- **Exercise requirements**
Select, from the data, each line where "lots" occurs.
┌──
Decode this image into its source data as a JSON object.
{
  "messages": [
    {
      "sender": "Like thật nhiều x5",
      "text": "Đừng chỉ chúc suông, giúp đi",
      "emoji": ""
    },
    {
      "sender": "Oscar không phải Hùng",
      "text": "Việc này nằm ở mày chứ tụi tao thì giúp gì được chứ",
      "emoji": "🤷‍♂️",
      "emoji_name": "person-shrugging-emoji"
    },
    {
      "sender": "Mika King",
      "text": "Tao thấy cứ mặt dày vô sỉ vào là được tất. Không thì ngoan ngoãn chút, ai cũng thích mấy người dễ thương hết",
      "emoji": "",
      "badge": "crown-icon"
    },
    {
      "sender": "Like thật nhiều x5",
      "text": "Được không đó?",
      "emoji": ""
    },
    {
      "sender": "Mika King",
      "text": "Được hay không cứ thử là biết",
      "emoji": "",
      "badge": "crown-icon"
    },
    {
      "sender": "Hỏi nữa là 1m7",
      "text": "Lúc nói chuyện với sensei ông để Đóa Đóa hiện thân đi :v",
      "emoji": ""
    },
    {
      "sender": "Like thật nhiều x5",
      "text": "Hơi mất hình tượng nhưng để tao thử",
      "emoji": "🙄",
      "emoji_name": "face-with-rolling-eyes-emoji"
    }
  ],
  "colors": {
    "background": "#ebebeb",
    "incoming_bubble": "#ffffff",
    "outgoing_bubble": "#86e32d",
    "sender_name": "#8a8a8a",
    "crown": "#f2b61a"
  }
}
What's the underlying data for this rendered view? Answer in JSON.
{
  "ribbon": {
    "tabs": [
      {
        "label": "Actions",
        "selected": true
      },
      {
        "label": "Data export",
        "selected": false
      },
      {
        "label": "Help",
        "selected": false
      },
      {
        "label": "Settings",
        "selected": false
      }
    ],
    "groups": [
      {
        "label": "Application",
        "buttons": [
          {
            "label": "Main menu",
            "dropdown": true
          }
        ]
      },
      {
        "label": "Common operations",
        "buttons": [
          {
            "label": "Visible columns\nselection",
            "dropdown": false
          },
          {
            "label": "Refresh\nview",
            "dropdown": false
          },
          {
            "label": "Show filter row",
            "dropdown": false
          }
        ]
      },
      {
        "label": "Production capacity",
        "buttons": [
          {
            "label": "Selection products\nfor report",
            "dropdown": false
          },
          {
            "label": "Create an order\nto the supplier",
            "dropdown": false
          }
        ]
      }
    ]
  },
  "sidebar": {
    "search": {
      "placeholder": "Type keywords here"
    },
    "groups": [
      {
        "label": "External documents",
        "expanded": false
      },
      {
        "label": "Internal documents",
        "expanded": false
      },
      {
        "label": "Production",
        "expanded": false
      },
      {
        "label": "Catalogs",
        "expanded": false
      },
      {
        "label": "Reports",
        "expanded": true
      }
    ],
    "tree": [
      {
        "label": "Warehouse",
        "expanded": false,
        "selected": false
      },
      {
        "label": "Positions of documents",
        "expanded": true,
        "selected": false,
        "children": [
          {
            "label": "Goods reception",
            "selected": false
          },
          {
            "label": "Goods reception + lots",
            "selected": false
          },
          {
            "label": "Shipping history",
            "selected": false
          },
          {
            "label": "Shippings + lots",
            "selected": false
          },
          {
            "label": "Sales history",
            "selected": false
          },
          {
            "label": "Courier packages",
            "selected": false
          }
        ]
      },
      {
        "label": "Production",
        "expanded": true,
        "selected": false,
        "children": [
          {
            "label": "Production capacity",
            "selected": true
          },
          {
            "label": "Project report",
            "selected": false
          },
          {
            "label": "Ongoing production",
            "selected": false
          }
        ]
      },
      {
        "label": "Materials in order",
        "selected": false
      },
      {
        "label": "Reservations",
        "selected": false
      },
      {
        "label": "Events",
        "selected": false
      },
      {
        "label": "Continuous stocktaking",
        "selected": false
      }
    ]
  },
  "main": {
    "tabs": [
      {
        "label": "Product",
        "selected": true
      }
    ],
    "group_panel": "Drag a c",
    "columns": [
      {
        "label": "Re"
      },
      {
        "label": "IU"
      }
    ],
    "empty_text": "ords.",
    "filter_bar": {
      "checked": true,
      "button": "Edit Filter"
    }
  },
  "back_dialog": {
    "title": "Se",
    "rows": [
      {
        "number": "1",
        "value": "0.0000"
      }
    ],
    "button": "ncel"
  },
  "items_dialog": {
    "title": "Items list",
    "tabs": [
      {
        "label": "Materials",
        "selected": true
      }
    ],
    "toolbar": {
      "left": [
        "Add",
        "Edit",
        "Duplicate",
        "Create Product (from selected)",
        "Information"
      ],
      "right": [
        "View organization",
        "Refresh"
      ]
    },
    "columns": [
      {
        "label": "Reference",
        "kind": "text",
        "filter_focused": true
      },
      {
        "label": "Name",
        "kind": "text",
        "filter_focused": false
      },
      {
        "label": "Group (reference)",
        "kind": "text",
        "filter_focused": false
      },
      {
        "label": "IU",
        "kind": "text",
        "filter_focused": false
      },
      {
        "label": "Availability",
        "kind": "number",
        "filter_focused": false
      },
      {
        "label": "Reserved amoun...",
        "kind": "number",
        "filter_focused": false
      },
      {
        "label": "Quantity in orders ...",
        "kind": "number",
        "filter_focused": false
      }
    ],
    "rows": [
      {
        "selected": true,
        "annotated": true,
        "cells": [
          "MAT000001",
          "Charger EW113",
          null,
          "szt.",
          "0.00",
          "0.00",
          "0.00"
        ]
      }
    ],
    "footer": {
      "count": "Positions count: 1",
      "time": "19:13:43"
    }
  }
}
└──
- **Problem solution**
            "label": "Goods reception + lots",
            "label": "Shippings + lots",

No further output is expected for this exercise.